= Task to complete =
Go through the listing and copy each line with the string "risk".

Dataset entries:
%%

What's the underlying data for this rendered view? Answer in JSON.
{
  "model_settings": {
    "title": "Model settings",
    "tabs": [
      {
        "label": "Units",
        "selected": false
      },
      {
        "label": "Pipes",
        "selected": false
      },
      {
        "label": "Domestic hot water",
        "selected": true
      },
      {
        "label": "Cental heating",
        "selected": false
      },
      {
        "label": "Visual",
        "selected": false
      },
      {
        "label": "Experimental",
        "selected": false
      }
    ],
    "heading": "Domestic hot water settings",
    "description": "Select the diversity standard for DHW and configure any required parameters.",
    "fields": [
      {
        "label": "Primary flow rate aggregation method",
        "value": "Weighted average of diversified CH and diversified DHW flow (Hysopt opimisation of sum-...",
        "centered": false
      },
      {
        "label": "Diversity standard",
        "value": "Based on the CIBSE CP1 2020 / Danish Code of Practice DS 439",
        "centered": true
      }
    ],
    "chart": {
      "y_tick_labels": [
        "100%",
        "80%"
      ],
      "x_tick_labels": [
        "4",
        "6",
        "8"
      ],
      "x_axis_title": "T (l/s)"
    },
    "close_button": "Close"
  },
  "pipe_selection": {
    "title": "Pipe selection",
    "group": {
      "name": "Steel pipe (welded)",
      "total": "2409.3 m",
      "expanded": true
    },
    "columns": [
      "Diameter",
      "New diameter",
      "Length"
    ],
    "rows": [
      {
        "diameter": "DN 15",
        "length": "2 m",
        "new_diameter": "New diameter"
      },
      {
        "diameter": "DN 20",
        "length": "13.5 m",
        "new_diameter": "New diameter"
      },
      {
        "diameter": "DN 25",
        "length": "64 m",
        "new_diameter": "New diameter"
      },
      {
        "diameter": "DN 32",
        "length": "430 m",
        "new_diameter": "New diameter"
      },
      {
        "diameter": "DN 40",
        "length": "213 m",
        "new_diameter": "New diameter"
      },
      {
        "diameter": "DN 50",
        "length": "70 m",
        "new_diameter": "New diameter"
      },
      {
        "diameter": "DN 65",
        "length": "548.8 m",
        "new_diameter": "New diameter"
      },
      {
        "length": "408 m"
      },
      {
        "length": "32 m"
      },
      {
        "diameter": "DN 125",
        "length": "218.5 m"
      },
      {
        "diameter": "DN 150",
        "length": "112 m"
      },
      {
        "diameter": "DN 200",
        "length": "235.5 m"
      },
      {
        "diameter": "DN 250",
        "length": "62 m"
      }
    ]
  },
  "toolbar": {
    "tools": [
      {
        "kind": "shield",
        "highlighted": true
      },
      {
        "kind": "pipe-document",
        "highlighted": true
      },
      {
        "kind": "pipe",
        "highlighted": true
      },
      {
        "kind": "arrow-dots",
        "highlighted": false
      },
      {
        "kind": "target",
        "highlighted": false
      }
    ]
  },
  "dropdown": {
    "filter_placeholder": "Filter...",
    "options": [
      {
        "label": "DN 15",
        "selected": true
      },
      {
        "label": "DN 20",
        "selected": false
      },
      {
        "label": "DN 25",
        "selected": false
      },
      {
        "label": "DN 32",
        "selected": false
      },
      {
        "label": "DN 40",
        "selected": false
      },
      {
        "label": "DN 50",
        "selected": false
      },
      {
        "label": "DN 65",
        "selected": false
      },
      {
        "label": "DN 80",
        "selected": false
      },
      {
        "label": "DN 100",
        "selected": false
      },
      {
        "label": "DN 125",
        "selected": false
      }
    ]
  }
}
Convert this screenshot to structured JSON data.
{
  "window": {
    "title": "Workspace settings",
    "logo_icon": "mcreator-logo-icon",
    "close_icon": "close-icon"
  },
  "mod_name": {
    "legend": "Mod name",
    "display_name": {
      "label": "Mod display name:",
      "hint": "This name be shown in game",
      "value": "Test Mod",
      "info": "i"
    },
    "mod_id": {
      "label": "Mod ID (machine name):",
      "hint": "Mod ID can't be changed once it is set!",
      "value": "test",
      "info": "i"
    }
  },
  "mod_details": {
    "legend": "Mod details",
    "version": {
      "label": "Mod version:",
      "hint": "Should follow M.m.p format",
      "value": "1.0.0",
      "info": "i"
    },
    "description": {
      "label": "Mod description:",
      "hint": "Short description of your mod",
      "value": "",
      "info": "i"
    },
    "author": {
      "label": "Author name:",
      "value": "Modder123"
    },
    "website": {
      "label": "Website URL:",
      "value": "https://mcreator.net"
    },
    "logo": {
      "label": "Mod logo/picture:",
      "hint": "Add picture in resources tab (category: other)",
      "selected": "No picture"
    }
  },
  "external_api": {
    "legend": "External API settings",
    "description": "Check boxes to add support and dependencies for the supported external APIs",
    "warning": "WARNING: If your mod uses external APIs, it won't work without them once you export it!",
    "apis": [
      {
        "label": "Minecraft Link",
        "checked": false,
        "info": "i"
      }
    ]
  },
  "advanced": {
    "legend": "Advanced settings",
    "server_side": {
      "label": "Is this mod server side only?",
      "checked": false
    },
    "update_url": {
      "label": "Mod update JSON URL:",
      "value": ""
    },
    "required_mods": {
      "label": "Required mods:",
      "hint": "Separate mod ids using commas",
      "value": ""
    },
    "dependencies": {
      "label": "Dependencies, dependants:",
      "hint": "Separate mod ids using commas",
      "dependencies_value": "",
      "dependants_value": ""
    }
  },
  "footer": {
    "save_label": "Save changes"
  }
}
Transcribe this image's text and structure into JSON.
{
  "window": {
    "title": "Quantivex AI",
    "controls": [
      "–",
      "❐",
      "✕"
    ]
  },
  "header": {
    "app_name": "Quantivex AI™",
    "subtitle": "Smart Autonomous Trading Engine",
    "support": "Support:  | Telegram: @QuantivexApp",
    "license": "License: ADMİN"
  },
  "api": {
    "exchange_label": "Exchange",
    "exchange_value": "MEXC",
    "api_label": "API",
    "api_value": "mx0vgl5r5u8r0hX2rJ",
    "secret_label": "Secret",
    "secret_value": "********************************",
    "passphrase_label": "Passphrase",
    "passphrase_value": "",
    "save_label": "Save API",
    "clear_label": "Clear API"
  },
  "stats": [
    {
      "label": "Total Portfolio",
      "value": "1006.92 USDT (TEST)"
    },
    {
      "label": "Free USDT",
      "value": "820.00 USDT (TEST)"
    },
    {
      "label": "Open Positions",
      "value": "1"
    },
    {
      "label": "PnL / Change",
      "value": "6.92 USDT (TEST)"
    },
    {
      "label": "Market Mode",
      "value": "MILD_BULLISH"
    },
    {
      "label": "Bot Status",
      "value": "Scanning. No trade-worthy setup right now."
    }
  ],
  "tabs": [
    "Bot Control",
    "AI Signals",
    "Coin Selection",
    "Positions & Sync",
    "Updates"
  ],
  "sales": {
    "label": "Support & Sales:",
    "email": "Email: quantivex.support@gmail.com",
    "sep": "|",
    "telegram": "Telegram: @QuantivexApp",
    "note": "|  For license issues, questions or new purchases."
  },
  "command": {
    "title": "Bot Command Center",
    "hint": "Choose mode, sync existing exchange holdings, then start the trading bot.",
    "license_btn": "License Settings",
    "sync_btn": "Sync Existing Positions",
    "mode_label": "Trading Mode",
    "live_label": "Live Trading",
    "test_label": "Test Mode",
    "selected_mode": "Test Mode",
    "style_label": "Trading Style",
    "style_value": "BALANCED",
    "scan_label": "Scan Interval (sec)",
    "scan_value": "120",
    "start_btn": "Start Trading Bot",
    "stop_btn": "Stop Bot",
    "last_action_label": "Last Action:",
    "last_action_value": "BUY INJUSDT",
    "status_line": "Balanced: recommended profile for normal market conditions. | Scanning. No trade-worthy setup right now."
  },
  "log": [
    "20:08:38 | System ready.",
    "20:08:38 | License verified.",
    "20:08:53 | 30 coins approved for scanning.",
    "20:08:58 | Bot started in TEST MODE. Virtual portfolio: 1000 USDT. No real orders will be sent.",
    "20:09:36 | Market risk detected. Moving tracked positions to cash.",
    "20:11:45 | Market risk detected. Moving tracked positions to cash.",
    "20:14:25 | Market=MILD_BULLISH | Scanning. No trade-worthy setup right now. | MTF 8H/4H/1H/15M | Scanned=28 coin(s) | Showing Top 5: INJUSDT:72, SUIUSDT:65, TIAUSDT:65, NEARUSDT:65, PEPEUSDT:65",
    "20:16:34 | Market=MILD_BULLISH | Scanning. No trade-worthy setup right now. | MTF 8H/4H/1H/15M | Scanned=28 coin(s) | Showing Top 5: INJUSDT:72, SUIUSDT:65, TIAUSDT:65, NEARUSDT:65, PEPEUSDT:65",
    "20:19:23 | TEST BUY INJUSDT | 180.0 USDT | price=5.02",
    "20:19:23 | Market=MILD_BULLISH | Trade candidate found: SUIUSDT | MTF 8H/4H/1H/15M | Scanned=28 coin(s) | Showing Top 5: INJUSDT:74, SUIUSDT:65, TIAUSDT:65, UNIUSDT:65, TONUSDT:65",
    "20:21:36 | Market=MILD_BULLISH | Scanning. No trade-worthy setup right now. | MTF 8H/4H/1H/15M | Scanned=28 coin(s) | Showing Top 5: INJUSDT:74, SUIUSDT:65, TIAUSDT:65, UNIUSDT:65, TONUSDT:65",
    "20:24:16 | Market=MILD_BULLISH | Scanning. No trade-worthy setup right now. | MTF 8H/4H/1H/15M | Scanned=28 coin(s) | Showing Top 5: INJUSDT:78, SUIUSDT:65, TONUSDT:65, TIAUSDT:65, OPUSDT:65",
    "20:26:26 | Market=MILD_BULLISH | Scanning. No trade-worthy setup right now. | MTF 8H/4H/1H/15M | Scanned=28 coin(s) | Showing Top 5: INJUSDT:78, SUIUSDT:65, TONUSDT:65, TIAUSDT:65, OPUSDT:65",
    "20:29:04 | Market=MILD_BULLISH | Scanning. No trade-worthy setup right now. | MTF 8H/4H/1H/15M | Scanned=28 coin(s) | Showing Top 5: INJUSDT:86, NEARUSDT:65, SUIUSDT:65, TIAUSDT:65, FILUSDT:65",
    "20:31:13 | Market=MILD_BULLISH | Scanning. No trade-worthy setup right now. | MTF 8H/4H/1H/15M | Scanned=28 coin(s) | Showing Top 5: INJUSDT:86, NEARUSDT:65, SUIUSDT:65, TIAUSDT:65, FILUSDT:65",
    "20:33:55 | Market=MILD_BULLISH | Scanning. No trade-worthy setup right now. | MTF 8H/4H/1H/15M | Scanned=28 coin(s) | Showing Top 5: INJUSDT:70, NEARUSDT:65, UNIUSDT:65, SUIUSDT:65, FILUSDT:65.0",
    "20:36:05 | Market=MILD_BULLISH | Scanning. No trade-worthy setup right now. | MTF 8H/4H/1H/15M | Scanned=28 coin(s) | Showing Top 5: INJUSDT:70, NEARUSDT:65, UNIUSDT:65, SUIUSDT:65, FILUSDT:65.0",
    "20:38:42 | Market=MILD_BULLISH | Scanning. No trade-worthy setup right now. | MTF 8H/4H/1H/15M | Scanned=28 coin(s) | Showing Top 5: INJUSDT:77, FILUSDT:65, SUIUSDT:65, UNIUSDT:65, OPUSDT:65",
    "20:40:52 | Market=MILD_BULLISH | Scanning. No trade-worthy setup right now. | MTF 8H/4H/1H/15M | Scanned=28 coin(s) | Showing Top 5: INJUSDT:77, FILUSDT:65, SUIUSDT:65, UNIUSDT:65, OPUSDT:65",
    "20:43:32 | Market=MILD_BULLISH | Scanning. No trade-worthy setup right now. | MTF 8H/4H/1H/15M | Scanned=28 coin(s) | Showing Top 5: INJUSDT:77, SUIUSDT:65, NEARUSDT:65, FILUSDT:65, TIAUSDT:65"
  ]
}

%%

= The solution =
    "20:09:36 | Market risk detected. Moving tracked positions to cash.",
    "20:11:45 | Market risk detected. Moving tracked positions to cash.",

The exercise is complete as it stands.